[begin Data provided]

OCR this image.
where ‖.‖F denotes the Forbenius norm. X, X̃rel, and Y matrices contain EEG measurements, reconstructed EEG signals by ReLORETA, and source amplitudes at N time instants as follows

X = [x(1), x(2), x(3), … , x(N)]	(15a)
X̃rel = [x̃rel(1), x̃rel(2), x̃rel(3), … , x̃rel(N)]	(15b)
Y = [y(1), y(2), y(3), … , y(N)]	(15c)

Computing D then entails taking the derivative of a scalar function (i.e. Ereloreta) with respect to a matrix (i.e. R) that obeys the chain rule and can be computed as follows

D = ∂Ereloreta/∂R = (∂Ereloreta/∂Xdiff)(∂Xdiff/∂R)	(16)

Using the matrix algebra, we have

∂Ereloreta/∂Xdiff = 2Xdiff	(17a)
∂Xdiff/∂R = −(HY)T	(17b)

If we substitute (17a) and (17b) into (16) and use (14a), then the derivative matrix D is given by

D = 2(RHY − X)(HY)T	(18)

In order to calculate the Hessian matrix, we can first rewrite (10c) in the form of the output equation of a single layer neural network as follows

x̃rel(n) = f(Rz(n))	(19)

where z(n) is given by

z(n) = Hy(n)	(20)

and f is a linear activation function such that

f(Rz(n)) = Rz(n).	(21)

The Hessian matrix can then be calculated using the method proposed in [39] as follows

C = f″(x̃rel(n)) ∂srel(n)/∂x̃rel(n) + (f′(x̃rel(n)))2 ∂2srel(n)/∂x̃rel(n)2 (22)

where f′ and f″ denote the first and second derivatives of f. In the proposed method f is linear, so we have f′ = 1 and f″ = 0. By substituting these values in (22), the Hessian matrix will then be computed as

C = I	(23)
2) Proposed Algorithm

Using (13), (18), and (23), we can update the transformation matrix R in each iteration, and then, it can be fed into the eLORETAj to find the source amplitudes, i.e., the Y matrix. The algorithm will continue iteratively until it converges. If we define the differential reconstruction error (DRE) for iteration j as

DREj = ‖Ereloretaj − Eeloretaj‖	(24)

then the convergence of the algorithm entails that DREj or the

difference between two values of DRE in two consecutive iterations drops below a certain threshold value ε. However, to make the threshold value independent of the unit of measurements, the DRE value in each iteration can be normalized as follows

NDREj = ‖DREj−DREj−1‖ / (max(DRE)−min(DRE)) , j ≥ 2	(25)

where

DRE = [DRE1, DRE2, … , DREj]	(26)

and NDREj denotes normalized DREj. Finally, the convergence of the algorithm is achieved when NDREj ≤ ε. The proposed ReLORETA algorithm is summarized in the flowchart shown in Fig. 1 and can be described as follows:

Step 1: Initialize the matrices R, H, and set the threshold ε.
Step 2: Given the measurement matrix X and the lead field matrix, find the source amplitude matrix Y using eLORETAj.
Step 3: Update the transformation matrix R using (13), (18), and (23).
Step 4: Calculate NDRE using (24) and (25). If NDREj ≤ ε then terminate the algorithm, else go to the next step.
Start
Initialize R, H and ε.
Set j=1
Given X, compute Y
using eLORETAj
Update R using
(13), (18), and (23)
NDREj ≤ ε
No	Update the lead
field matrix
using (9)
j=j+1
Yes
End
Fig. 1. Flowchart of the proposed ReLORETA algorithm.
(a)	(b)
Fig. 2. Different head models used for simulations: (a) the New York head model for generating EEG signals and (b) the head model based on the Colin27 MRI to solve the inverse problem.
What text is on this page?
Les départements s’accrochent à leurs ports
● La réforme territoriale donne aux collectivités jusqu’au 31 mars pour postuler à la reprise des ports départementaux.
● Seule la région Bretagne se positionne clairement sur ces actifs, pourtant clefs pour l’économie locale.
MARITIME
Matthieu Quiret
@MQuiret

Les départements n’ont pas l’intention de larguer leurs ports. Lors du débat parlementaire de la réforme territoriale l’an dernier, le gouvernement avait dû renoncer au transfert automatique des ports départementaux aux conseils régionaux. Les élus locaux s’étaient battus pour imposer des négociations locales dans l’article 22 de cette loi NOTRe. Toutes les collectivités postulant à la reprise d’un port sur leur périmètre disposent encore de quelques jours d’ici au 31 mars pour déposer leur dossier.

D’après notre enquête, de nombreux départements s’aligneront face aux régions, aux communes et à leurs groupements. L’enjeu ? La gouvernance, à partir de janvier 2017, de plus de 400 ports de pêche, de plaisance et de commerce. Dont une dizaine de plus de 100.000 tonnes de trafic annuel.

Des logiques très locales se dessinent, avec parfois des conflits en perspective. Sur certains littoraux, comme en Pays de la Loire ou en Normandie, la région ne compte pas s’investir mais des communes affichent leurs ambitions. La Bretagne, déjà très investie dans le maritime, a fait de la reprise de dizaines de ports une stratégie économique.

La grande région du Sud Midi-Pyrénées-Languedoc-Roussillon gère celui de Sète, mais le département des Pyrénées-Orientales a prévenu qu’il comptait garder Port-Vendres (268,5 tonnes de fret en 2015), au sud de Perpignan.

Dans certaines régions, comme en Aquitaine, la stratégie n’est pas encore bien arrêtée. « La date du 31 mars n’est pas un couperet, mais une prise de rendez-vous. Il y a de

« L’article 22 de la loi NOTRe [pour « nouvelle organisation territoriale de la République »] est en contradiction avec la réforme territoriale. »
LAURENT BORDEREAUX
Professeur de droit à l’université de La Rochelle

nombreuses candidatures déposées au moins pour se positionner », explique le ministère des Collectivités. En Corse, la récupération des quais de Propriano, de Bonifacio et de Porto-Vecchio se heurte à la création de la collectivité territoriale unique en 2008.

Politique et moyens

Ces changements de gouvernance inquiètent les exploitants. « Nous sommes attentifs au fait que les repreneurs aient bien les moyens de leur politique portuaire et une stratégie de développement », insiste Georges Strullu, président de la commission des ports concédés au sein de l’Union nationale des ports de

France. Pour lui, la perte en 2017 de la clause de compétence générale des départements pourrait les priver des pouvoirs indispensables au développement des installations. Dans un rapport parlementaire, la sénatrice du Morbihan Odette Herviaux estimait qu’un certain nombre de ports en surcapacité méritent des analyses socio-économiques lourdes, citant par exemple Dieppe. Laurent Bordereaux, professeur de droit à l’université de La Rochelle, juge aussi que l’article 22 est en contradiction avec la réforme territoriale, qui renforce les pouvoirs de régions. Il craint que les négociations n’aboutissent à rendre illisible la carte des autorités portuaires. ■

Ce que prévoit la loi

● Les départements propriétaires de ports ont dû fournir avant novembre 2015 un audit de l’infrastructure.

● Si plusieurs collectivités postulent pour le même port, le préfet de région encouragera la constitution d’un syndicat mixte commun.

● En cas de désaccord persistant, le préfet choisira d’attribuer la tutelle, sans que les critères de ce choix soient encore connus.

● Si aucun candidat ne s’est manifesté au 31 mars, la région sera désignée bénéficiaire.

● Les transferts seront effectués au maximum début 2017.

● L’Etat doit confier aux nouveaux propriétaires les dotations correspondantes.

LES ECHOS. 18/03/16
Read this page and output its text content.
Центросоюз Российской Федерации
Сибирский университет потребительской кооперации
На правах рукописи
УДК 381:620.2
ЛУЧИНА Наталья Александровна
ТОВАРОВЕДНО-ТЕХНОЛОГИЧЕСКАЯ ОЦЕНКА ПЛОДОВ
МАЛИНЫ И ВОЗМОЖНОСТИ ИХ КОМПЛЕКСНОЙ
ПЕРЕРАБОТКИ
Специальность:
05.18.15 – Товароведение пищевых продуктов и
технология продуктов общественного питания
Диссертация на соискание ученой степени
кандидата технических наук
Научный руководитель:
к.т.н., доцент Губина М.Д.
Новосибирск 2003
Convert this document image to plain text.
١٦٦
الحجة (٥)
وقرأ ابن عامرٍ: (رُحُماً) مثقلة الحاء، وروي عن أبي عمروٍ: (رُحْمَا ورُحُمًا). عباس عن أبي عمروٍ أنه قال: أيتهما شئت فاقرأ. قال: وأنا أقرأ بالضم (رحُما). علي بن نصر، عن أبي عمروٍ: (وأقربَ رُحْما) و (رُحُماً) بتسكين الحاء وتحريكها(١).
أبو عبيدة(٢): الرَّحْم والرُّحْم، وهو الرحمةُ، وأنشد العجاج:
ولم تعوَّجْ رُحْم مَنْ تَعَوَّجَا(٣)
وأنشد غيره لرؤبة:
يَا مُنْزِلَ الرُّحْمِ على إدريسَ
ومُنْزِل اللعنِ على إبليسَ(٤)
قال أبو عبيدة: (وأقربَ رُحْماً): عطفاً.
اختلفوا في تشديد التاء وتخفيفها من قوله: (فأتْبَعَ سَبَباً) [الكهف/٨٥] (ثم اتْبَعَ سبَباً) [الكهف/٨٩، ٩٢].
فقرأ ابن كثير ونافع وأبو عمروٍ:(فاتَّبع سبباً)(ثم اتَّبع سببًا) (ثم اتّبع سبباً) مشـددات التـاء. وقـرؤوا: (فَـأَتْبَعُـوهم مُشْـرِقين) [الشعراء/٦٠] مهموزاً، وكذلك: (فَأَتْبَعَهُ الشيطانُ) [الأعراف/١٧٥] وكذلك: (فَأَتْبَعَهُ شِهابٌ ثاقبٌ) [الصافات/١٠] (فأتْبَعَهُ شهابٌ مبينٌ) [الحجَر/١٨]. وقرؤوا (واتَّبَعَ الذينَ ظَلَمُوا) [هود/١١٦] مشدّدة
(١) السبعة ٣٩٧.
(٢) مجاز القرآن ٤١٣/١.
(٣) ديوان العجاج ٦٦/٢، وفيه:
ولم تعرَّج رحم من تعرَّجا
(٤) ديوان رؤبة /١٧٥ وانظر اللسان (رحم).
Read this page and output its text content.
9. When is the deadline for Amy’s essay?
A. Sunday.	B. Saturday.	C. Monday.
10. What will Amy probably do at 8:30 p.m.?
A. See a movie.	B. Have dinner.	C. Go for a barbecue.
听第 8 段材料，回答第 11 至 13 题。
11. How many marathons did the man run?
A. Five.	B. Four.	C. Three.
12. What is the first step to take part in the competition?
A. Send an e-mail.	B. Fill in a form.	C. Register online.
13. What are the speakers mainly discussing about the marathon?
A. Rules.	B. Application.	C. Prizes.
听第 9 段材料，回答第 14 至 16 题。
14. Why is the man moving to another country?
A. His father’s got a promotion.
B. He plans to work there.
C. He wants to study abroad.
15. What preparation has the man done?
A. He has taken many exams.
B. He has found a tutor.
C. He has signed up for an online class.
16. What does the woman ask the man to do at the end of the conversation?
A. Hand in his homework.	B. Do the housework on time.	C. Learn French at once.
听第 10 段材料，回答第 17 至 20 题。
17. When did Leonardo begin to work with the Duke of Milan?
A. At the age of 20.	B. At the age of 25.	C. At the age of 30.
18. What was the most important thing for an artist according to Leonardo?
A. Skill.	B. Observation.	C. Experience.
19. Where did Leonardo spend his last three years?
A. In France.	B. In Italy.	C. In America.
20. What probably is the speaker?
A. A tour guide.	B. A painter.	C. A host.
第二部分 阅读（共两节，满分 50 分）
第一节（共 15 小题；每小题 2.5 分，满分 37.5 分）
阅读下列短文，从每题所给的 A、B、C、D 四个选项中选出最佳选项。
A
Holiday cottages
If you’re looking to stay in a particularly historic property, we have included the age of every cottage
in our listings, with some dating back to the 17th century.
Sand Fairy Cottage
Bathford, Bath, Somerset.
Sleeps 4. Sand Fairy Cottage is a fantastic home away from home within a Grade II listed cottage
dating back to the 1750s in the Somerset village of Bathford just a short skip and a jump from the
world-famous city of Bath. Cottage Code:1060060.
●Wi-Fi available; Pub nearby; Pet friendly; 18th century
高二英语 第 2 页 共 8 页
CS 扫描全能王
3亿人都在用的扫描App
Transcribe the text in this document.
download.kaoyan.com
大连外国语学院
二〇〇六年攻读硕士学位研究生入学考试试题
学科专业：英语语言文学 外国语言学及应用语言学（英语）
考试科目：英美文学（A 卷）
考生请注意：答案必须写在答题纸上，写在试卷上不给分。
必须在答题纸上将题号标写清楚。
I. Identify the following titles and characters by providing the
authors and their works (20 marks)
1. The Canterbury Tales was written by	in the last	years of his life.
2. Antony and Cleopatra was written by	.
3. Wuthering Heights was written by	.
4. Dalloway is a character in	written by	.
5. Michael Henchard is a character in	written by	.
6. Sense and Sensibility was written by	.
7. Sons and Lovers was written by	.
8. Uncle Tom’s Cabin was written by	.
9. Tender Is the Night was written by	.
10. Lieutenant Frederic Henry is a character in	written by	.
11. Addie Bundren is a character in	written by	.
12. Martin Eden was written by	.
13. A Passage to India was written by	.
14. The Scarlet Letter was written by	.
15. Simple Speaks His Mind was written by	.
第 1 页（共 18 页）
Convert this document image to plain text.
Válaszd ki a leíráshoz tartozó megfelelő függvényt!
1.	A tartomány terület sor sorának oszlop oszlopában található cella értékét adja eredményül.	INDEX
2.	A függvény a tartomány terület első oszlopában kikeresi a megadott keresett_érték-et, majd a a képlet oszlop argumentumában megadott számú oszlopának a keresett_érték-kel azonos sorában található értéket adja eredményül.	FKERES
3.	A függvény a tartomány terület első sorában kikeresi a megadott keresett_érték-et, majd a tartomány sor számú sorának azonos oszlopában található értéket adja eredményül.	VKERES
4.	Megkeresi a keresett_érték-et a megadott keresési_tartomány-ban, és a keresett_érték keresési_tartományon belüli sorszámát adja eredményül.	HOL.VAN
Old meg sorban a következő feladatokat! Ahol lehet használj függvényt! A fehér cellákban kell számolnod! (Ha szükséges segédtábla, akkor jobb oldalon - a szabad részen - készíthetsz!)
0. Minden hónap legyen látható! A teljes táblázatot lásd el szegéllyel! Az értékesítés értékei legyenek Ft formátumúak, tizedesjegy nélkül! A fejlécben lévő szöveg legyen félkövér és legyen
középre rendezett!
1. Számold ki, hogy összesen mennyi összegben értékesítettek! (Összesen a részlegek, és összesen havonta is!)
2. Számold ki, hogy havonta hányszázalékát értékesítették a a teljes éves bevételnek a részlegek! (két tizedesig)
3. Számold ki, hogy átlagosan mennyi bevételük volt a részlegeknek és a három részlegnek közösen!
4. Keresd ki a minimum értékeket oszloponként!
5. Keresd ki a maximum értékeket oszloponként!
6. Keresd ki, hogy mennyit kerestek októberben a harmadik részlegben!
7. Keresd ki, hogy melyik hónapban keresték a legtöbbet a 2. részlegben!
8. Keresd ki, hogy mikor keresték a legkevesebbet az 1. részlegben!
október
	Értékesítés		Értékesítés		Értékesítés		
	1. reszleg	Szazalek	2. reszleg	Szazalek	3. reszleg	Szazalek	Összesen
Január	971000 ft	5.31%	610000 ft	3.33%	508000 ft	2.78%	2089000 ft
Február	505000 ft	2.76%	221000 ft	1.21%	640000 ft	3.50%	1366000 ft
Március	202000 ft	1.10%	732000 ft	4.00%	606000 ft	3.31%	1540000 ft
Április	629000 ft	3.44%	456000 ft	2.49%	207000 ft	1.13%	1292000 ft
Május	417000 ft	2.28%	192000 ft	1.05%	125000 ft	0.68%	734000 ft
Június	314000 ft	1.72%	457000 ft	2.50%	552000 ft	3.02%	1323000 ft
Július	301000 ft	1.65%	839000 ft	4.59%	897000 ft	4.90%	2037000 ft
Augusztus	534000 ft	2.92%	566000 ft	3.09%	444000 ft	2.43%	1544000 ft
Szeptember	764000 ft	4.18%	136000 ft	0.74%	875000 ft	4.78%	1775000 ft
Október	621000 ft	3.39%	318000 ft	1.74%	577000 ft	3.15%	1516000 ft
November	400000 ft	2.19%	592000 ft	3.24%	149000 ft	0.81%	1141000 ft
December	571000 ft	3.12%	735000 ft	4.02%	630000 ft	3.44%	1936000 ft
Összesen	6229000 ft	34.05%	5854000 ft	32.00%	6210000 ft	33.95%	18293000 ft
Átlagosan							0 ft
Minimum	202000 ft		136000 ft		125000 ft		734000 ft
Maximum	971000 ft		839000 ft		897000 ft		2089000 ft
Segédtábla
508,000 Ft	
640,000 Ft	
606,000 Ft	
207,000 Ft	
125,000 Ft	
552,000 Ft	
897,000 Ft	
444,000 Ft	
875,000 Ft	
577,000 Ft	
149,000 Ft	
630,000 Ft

[end Data provided]

Objective — Read the entries and select each line where the word "function" is found.

Result —
Computing D then entails taking the derivative of a scalar function (i.e. Ereloreta) with respect to a matrix (i.e. R) that obeys the chain rule and can be computed as follows
and f is a linear activation function such that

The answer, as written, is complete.